**Given exercise**
Output the data below in full, byte for byte. Nothing may differ.

Collected data:
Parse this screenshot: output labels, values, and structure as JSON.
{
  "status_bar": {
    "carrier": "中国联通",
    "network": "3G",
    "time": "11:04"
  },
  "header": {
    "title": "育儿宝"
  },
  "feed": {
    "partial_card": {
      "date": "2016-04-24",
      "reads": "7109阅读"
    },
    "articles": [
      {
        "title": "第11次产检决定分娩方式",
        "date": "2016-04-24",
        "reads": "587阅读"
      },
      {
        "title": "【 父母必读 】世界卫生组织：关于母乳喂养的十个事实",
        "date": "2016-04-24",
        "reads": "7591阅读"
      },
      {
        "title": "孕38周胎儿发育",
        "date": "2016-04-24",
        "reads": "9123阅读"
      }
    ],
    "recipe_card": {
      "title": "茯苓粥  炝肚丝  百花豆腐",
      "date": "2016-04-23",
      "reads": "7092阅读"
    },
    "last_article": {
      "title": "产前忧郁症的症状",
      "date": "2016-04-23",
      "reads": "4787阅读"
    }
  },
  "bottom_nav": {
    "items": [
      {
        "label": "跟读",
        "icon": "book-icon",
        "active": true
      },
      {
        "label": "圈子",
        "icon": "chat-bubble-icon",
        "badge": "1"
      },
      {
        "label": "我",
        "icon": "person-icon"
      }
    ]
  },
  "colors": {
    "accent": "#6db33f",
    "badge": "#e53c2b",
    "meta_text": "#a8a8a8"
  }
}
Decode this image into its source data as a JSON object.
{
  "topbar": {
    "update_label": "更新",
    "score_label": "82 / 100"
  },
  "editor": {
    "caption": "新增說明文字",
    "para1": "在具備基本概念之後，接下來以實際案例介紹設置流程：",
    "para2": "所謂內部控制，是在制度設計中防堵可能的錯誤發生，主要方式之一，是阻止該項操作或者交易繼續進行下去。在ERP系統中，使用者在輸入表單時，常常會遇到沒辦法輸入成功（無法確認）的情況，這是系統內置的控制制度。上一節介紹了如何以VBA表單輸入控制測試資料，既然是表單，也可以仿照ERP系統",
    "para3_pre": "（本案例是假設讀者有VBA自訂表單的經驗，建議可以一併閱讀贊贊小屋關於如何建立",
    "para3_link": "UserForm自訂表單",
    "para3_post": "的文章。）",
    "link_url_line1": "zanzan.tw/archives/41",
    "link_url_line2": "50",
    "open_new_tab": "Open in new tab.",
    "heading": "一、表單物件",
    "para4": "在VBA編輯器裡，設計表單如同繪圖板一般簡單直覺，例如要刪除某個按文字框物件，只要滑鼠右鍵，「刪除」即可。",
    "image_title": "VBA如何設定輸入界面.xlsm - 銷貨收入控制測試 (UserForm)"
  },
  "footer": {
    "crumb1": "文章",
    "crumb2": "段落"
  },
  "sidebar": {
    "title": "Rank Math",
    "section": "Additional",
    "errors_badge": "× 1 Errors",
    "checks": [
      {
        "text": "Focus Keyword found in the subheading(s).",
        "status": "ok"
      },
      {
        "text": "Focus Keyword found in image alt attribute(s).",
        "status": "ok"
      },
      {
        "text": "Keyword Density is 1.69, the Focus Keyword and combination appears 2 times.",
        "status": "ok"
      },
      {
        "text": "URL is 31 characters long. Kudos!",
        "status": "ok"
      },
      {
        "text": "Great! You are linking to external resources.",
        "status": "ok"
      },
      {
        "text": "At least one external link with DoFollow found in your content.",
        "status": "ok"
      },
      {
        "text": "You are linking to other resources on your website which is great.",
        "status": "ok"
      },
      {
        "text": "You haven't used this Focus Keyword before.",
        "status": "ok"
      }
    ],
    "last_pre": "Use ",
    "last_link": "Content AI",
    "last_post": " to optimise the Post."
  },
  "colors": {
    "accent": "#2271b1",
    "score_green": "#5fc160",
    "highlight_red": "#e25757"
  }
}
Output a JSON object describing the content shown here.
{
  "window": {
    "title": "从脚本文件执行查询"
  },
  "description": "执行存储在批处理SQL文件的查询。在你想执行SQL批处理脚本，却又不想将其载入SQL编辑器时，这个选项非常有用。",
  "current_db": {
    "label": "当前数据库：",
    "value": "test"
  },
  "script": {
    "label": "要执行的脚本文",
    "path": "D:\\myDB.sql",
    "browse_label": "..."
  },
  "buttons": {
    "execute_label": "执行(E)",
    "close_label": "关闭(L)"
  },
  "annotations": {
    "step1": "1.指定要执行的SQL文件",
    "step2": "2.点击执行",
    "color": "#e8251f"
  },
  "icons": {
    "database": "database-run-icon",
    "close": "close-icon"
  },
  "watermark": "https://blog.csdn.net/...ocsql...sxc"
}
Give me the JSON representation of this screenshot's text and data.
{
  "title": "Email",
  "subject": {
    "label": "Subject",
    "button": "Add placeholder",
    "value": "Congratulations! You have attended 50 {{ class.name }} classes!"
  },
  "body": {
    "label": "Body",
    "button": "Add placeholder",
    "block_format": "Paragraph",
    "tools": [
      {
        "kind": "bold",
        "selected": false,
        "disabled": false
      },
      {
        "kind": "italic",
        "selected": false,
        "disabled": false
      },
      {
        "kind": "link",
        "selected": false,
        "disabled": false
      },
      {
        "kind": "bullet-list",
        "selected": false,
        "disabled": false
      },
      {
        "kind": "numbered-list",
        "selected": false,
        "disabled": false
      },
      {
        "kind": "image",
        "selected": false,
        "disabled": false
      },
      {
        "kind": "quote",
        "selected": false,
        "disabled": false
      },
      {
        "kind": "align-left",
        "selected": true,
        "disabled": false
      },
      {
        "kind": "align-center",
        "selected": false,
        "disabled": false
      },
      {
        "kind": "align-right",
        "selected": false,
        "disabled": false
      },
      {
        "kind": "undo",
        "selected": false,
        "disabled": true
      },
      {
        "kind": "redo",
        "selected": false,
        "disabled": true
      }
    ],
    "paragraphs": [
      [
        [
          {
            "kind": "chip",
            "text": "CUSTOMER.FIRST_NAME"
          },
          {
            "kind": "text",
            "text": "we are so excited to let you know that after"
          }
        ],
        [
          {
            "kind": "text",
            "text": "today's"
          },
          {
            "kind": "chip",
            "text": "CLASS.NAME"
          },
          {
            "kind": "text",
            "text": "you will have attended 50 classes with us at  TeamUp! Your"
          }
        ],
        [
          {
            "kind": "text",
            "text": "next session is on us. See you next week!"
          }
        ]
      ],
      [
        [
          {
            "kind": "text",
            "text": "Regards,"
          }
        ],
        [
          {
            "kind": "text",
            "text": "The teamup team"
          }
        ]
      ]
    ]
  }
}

**Final result**
Parse this screenshot: output labels, values, and structure as JSON.
{
  "status_bar": {
    "carrier": "中国联通",
    "network": "3G",
    "time": "11:04"
  },
  "header": {
    "title": "育儿宝"
  },
  "feed": {
    "partial_card": {
      "date": "2016-04-24",
      "reads": "7109阅读"
    },
    "articles": [
      {
        "title": "第11次产检决定分娩方式",
        "date": "2016-04-24",
        "reads": "587阅读"
      },
      {
        "title": "【 父母必读 】世界卫生组织：关于母乳喂养的十个事实",
        "date": "2016-04-24",
        "reads": "7591阅读"
      },
      {
        "title": "孕38周胎儿发育",
        "date": "2016-04-24",
        "reads": "9123阅读"
      }
    ],
    "recipe_card": {
      "title": "茯苓粥  炝肚丝  百花豆腐",
      "date": "2016-04-23",
      "reads": "7092阅读"
    },
    "last_article": {
      "title": "产前忧郁症的症状",
      "date": "2016-04-23",
      "reads": "4787阅读"
    }
  },
  "bottom_nav": {
    "items": [
      {
        "label": "跟读",
        "icon": "book-icon",
        "active": true
      },
      {
        "label": "圈子",
        "icon": "chat-bubble-icon",
        "badge": "1"
      },
      {
        "label": "我",
        "icon": "person-icon"
      }
    ]
  },
  "colors": {
    "accent": "#6db33f",
    "badge": "#e53c2b",
    "meta_text": "#a8a8a8"
  }
}
Decode this image into its source data as a JSON object.
{
  "topbar": {
    "update_label": "更新",
    "score_label": "82 / 100"
  },
  "editor": {
    "caption": "新增說明文字",
    "para1": "在具備基本概念之後，接下來以實際案例介紹設置流程：",
    "para2": "所謂內部控制，是在制度設計中防堵可能的錯誤發生，主要方式之一，是阻止該項操作或者交易繼續進行下去。在ERP系統中，使用者在輸入表單時，常常會遇到沒辦法輸入成功（無法確認）的情況，這是系統內置的控制制度。上一節介紹了如何以VBA表單輸入控制測試資料，既然是表單，也可以仿照ERP系統",
    "para3_pre": "（本案例是假設讀者有VBA自訂表單的經驗，建議可以一併閱讀贊贊小屋關於如何建立",
    "para3_link": "UserForm自訂表單",
    "para3_post": "的文章。）",
    "link_url_line1": "zanzan.tw/archives/41",
    "link_url_line2": "50",
    "open_new_tab": "Open in new tab.",
    "heading": "一、表單物件",
    "para4": "在VBA編輯器裡，設計表單如同繪圖板一般簡單直覺，例如要刪除某個按文字框物件，只要滑鼠右鍵，「刪除」即可。",
    "image_title": "VBA如何設定輸入界面.xlsm - 銷貨收入控制測試 (UserForm)"
  },
  "footer": {
    "crumb1": "文章",
    "crumb2": "段落"
  },
  "sidebar": {
    "title": "Rank Math",
    "section": "Additional",
    "errors_badge": "× 1 Errors",
    "checks": [
      {
        "text": "Focus Keyword found in the subheading(s).",
        "status": "ok"
      },
      {
        "text": "Focus Keyword found in image alt attribute(s).",
        "status": "ok"
      },
      {
        "text": "Keyword Density is 1.69, the Focus Keyword and combination appears 2 times.",
        "status": "ok"
      },
      {
        "text": "URL is 31 characters long. Kudos!",
        "status": "ok"
      },
      {
        "text": "Great! You are linking to external resources.",
        "status": "ok"
      },
      {
        "text": "At least one external link with DoFollow found in your content.",
        "status": "ok"
      },
      {
        "text": "You are linking to other resources on your website which is great.",
        "status": "ok"
      },
      {
        "text": "You haven't used this Focus Keyword before.",
        "status": "ok"
      }
    ],
    "last_pre": "Use ",
    "last_link": "Content AI",
    "last_post": " to optimise the Post."
  },
  "colors": {
    "accent": "#2271b1",
    "score_green": "#5fc160",
    "highlight_red": "#e25757"
  }
}
Output a JSON object describing the content shown here.
{
  "window": {
    "title": "从脚本文件执行查询"
  },
  "description": "执行存储在批处理SQL文件的查询。在你想执行SQL批处理脚本，却又不想将其载入SQL编辑器时，这个选项非常有用。",
  "current_db": {
    "label": "当前数据库：",
    "value": "test"
  },
  "script": {
    "label": "要执行的脚本文",
    "path": "D:\\myDB.sql",
    "browse_label": "..."
  },
  "buttons": {
    "execute_label": "执行(E)",
    "close_label": "关闭(L)"
  },
  "annotations": {
    "step1": "1.指定要执行的SQL文件",
    "step2": "2.点击执行",
    "color": "#e8251f"
  },
  "icons": {
    "database": "database-run-icon",
    "close": "close-icon"
  },
  "watermark": "https://blog.csdn.net/...ocsql...sxc"
}
Give me the JSON representation of this screenshot's text and data.
{
  "title": "Email",
  "subject": {
    "label": "Subject",
    "button": "Add placeholder",
    "value": "Congratulations! You have attended 50 {{ class.name }} classes!"
  },
  "body": {
    "label": "Body",
    "button": "Add placeholder",
    "block_format": "Paragraph",
    "tools": [
      {
        "kind": "bold",
        "selected": false,
        "disabled": false
      },
      {
        "kind": "italic",
        "selected": false,
        "disabled": false
      },
      {
        "kind": "link",
        "selected": false,
        "disabled": false
      },
      {
        "kind": "bullet-list",
        "selected": false,
        "disabled": false
      },
      {
        "kind": "numbered-list",
        "selected": false,
        "disabled": false
      },
      {
        "kind": "image",
        "selected": false,
        "disabled": false
      },
      {
        "kind": "quote",
        "selected": false,
        "disabled": false
      },
      {
        "kind": "align-left",
        "selected": true,
        "disabled": false
      },
      {
        "kind": "align-center",
        "selected": false,
        "disabled": false
      },
      {
        "kind": "align-right",
        "selected": false,
        "disabled": false
      },
      {
        "kind": "undo",
        "selected": false,
        "disabled": true
      },
      {
        "kind": "redo",
        "selected": false,
        "disabled": true
      }
    ],
    "paragraphs": [
      [
        [
          {
            "kind": "chip",
            "text": "CUSTOMER.FIRST_NAME"
          },
          {
            "kind": "text",
            "text": "we are so excited to let you know that after"
          }
        ],
        [
          {
            "kind": "text",
            "text": "today's"
          },
          {
            "kind": "chip",
            "text": "CLASS.NAME"
          },
          {
            "kind": "text",
            "text": "you will have attended 50 classes with us at  TeamUp! Your"
          }
        ],
        [
          {
            "kind": "text",
            "text": "next session is on us. See you next week!"
          }
        ]
      ],
      [
        [
          {
            "kind": "text",
            "text": "Regards,"
          }
        ],
        [
          {
            "kind": "text",
            "text": "The teamup team"
          }
        ]
      ]
    ]
  }
}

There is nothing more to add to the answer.